Set exercise |
Transcribe every entry below word for word, but skip the pictures.

Data supplied |
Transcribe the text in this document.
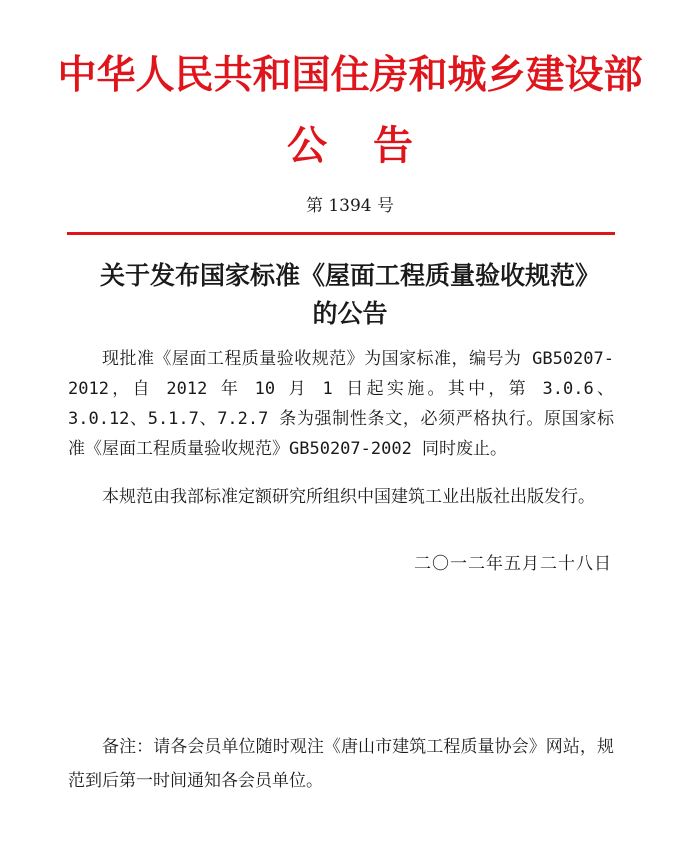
中华人民共和国住房和城乡建设部
公告
第 1394 号
关于发布国家标准《屋面工程质量验收规范》
的公告
现批准《屋面工程质量验收规范》为国家标准，编号为 GB50207-2012，自 2012 年 10 月 1 日起实施。其中，第 3.0.6、3.0.12、5.1.7、7.2.7 条为强制性条文，必须严格执行。原国家标准《屋面工程质量验收规范》GB50207-2002 同时废止。
本规范由我部标准定额研究所组织中国建筑工业出版社出版发行。
二〇一二年五月二十八日
备注：请各会员单位随时观注《唐山市建筑工程质量协会》网站，规范到后第一时间通知各会员单位。
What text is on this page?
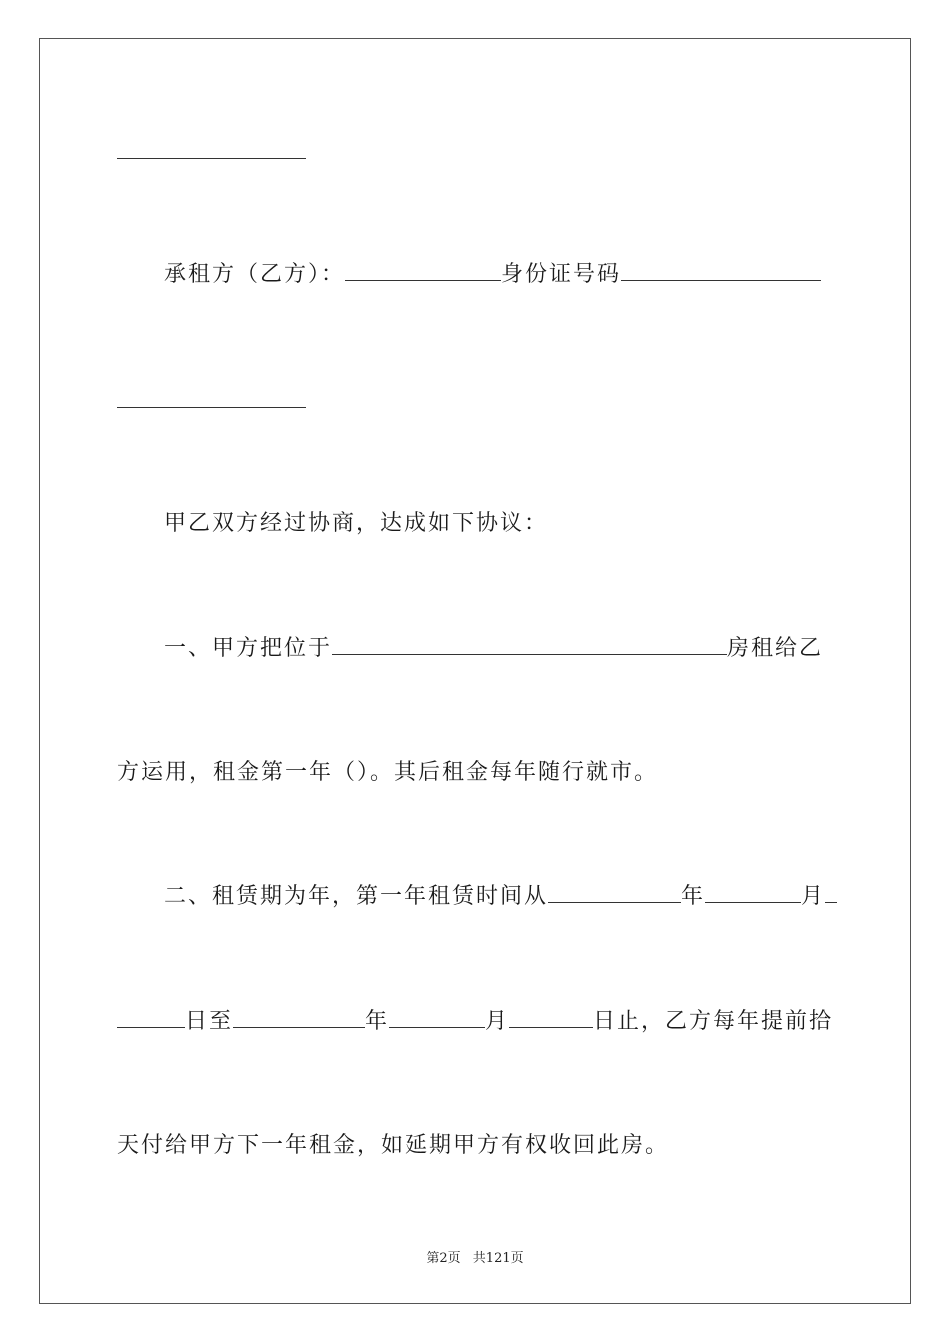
承租方（乙方）：	身份证号码
甲乙双方经过协商，达成如下协议：
一、甲方把位于	房租给乙
方运用，租金第一年（）。其后租金每年随行就市。
二、租赁期为年，第一年租赁时间从	年	月
日至	年	月	日止，乙方每年提前拾
天付给甲方下一年租金，如延期甲方有权收回此房。
第2页 共121页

Expected answer |
Transcribe the text in this document.
中华人民共和国住房和城乡建设部
公告
第 1394 号
关于发布国家标准《屋面工程质量验收规范》
的公告
现批准《屋面工程质量验收规范》为国家标准，编号为 GB50207-2012，自 2012 年 10 月 1 日起实施。其中，第 3.0.6、3.0.12、5.1.7、7.2.7 条为强制性条文，必须严格执行。原国家标准《屋面工程质量验收规范》GB50207-2002 同时废止。
本规范由我部标准定额研究所组织中国建筑工业出版社出版发行。
二〇一二年五月二十八日
备注：请各会员单位随时观注《唐山市建筑工程质量协会》网站，规范到后第一时间通知各会员单位。
What text is on this page?
承租方（乙方）：	身份证号码
甲乙双方经过协商，达成如下协议：
一、甲方把位于	房租给乙
方运用，租金第一年（）。其后租金每年随行就市。
二、租赁期为年，第一年租赁时间从	年	月
日至	年	月	日止，乙方每年提前拾
天付给甲方下一年租金，如延期甲方有权收回此房。
第2页 共121页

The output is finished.